### Materials provided
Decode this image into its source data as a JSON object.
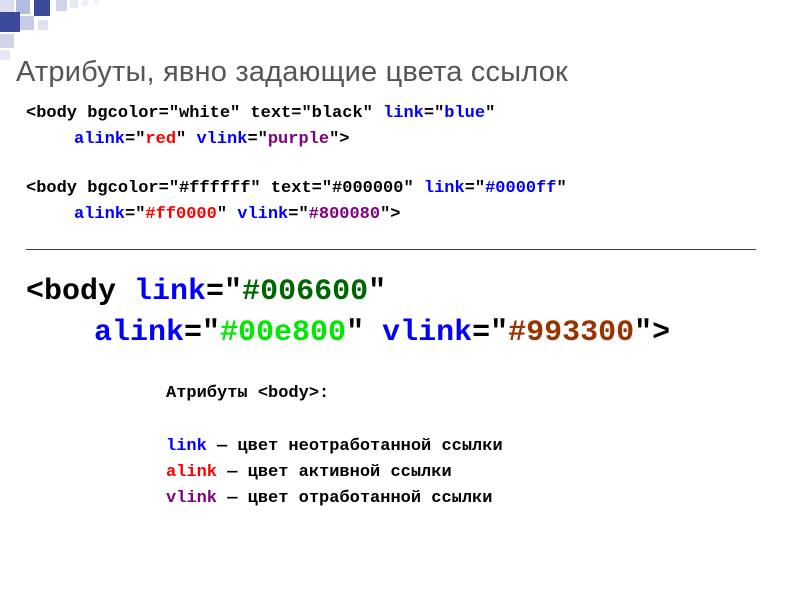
{
  "title": "Атрибуты, явно задающие цвета ссылок",
  "ex1": {
    "line1": {
      "pre": "<body bgcolor=\"white\" text=\"black\" ",
      "link_attr": "link",
      "eq1": "=\"",
      "link_val": "blue",
      "q1": "\""
    },
    "line2": {
      "alink_attr": "alink",
      "eq2": "=\"",
      "alink_val": "red",
      "q2": "\" ",
      "vlink_attr": "vlink",
      "eq3": "=\"",
      "vlink_val": "purple",
      "q3": "\">"
    }
  },
  "ex2": {
    "line1": {
      "pre": "<body bgcolor=\"#ffffff\" text=\"#000000\" ",
      "link_attr": "link",
      "eq1": "=\"",
      "link_val": "#0000ff",
      "q1": "\""
    },
    "line2": {
      "alink_attr": "alink",
      "eq2": "=\"",
      "alink_val": "#ff0000",
      "q2": "\" ",
      "vlink_attr": "vlink",
      "eq3": "=\"",
      "vlink_val": "#800080",
      "q3": "\">"
    }
  },
  "ex3": {
    "line1": {
      "pre": "<body ",
      "link_attr": "link",
      "eq1": "=\"",
      "link_val": "#006600",
      "q1": "\""
    },
    "line2": {
      "alink_attr": "alink",
      "eq2": "=\"",
      "alink_val": "#00e800",
      "q2": "\" ",
      "vlink_attr": "vlink",
      "eq3": "=\"",
      "vlink_val": "#993300",
      "q3": "\">"
    }
  },
  "notes": {
    "header": "Атрибуты <body>:",
    "link_name": "link",
    "link_desc": " — цвет неотработанной ссылки",
    "alink_name": "alink",
    "alink_desc": " — цвет активной ссылки",
    "vlink_name": "vlink",
    "vlink_desc": " — цвет отработанной ссылки"
  }
}
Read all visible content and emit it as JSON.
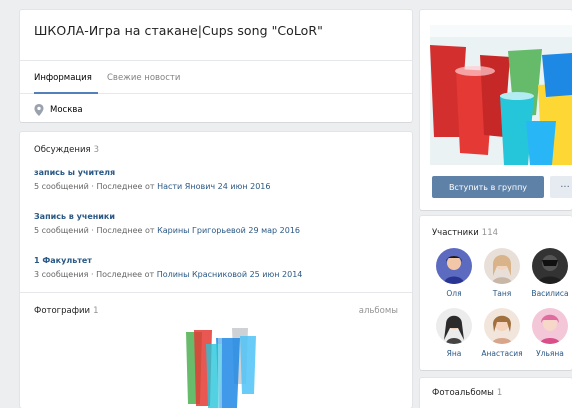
{
  "group": {
    "title": "ШКОЛА-Игра на стакане|Cups song \"CoLoR\"",
    "tabs": [
      {
        "label": "Информация"
      },
      {
        "label": "Свежие новости"
      }
    ],
    "city": "Москва"
  },
  "discussions": {
    "title": "Обсуждения",
    "count": "3",
    "topics": [
      {
        "title": "запись ы учителя",
        "count": "5 сообщений",
        "sep": "·",
        "prefix": "Последнее от",
        "author": "Насти Янович",
        "date": "24 июн 2016"
      },
      {
        "title": "Запись в ученики",
        "count": "5 сообщений",
        "sep": "·",
        "prefix": "Последнее от",
        "author": "Карины Григорьевой",
        "date": "29 мар 2016"
      },
      {
        "title": "1 Факультет",
        "count": "3 сообщения",
        "sep": "·",
        "prefix": "Последнее от",
        "author": "Полины Красниковой",
        "date": "25 июн 2014"
      }
    ]
  },
  "photos": {
    "title": "Фотографии",
    "count": "1",
    "albums_link": "альбомы"
  },
  "actions": {
    "join_label": "Вступить в группу",
    "more_label": "···"
  },
  "members": {
    "title": "Участники",
    "count": "114",
    "list": [
      {
        "name": "Оля"
      },
      {
        "name": "Таня"
      },
      {
        "name": "Василиса"
      },
      {
        "name": "Яна"
      },
      {
        "name": "Анастасия"
      },
      {
        "name": "Ульяна"
      }
    ]
  },
  "albums": {
    "title": "Фотоальбомы",
    "count": "1"
  },
  "colors": {
    "link": "#2a5885",
    "accent": "#5181b8",
    "button": "#5e81a8",
    "background": "#edeef0"
  },
  "icons": {
    "city": "map-pin-icon"
  }
}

### Exercise instructions
Each line holding the word "Атрибуты" counts once; report the total and nothing else.

### The output
2